** start ENTRIES SUPPLIED **

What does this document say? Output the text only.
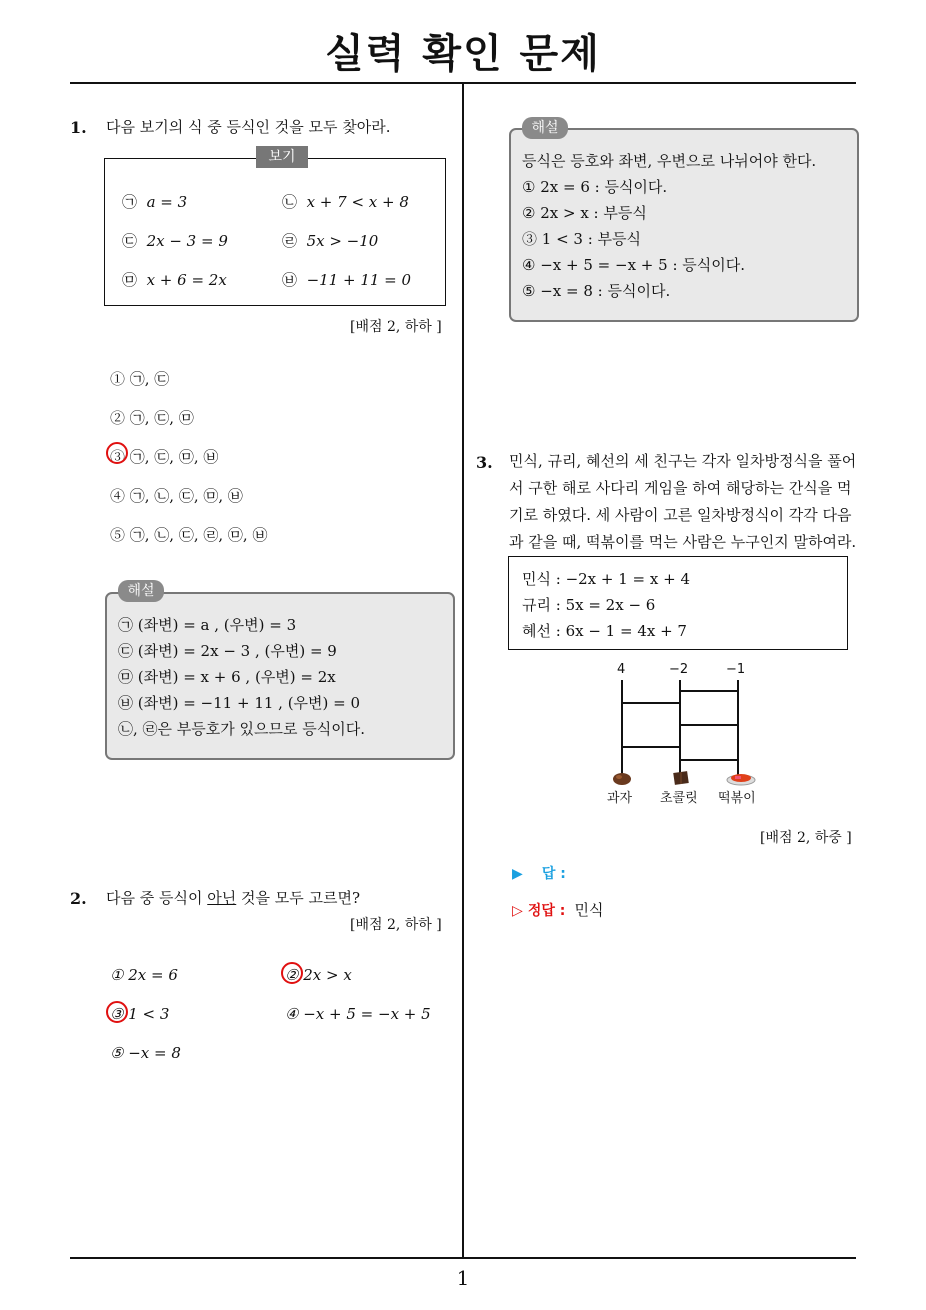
실력 확인 문제
1. 다음 보기의 식 중 등식인 것을 모두 찾아라.
보기
㉠ a = 3	㉡ x + 7 < x + 8
㉢ 2x − 3 = 9	㉣ 5x > −10
㉤ x + 6 = 2x	㉥ −11 + 11 = 0
[배점 2, 하하 ]
① ㉠, ㉢
② ㉠, ㉢, ㉤
③ ㉠, ㉢, ㉤, ㉥
④ ㉠, ㉡, ㉢, ㉤, ㉥
⑤ ㉠, ㉡, ㉢, ㉣, ㉤, ㉥
해설
㉠ (좌변) = a , (우변) = 3
㉢ (좌변) = 2x − 3 , (우변) = 9
㉤ (좌변) = x + 6 , (우변) = 2x
㉥ (좌변) = −11 + 11 , (우변) = 0
㉡, ㉣은 부등호가 있으므로 등식이다.
2. 다음 중 등식이 아닌 것을 모두 고르면?
[배점 2, 하하 ]
① 2x = 6	② 2x > x
③ 1 < 3	④ −x + 5 = −x + 5
⑤ −x = 8
해설
등식은 등호와 좌변, 우변으로 나뉘어야 한다.
① 2x = 6 : 등식이다.
② 2x > x : 부등식
③ 1 < 3 : 부등식
④ −x + 5 = −x + 5 : 등식이다.
⑤ −x = 8 : 등식이다.
3. 민식, 규리, 혜선의 세 친구는 각자 일차방정식을 풀어
서 구한 해로 사다리 게임을 하여 해당하는 간식을 먹
기로 하였다. 세 사람이 고른 일차방정식이 각각 다음
과 같을 때, 떡볶이를 먹는 사람은 누구인지 말하여라.
민식 : −2x + 1 = x + 4
규리 : 5x = 2x − 6
혜선 : 6x − 1 = 4x + 7
4	−2	−1
과자 초콜릿 떡볶이
[배점 2, 하중 ]
▶ 답 :
▷ 정답 : 민식
1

** end ENTRIES SUPPLIED **

* _WHAT TO DO_:
Report how many lines in the records hold the word "등식이다", giving the number and nothing else.

* _FINAL RESULT_:
4